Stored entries
——

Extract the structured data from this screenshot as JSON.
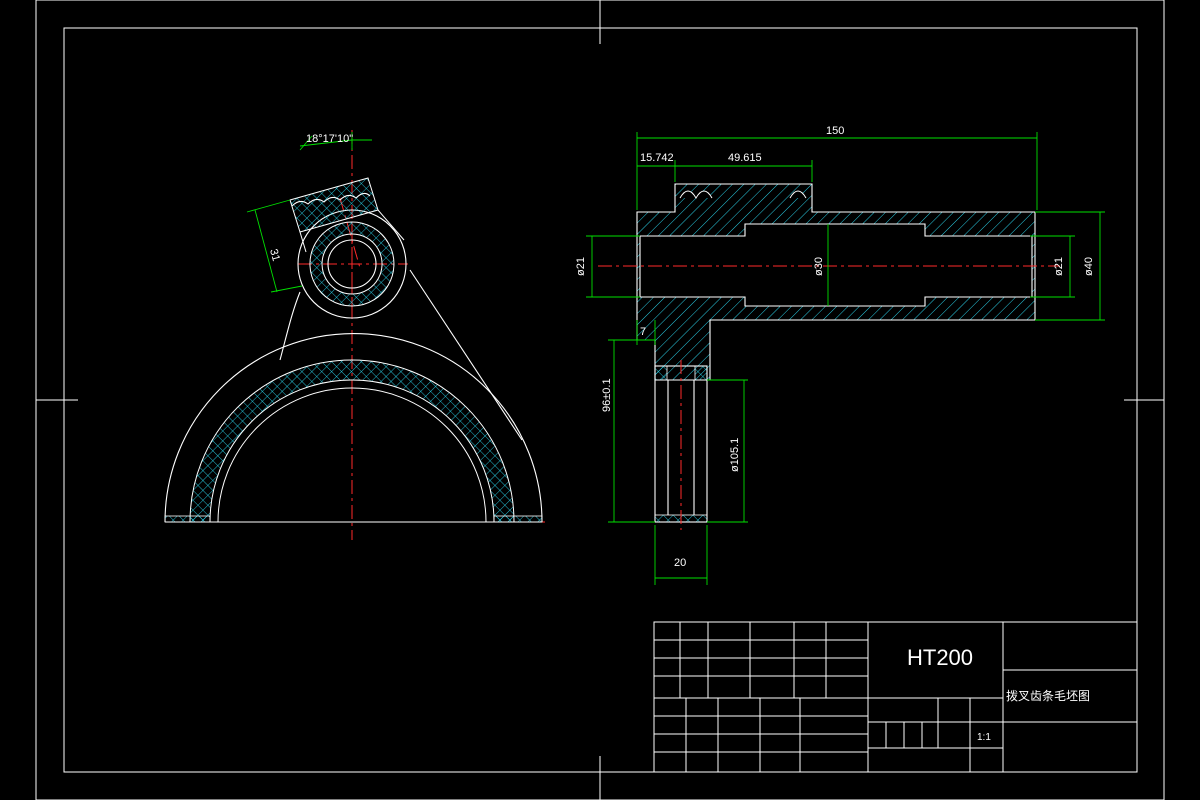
{
  "drawing": {
    "colors": {
      "outline": "#ffffff",
      "center": "#ff2a2a",
      "dimension": "#00e000",
      "hatch": "#2ee6ff"
    },
    "front_view": {
      "angle_label": "18°17'10\"",
      "length_label": "31"
    },
    "side_view": {
      "dim_total": "150",
      "dim_a": "15.742",
      "dim_b": "49.615",
      "dia_left": "ø21",
      "dia_mid": "ø30",
      "dia_right": "ø21",
      "dia_outer": "ø40",
      "dim_7": "7",
      "dim_height": "96±0.1",
      "dia_fork": "ø105.1",
      "dim_20": "20"
    },
    "title_block": {
      "material": "HT200",
      "part_name": "拨叉齿条毛坯图",
      "scale": "1:1"
    }
  }
}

——

● Directions for this task
Make a word-for-word copy of the entries, without any pictures.

● Expected answer
Extract the structured data from this screenshot as JSON.
{
  "drawing": {
    "colors": {
      "outline": "#ffffff",
      "center": "#ff2a2a",
      "dimension": "#00e000",
      "hatch": "#2ee6ff"
    },
    "front_view": {
      "angle_label": "18°17'10\"",
      "length_label": "31"
    },
    "side_view": {
      "dim_total": "150",
      "dim_a": "15.742",
      "dim_b": "49.615",
      "dia_left": "ø21",
      "dia_mid": "ø30",
      "dia_right": "ø21",
      "dia_outer": "ø40",
      "dim_7": "7",
      "dim_height": "96±0.1",
      "dia_fork": "ø105.1",
      "dim_20": "20"
    },
    "title_block": {
      "material": "HT200",
      "part_name": "拨叉齿条毛坯图",
      "scale": "1:1"
    }
  }
}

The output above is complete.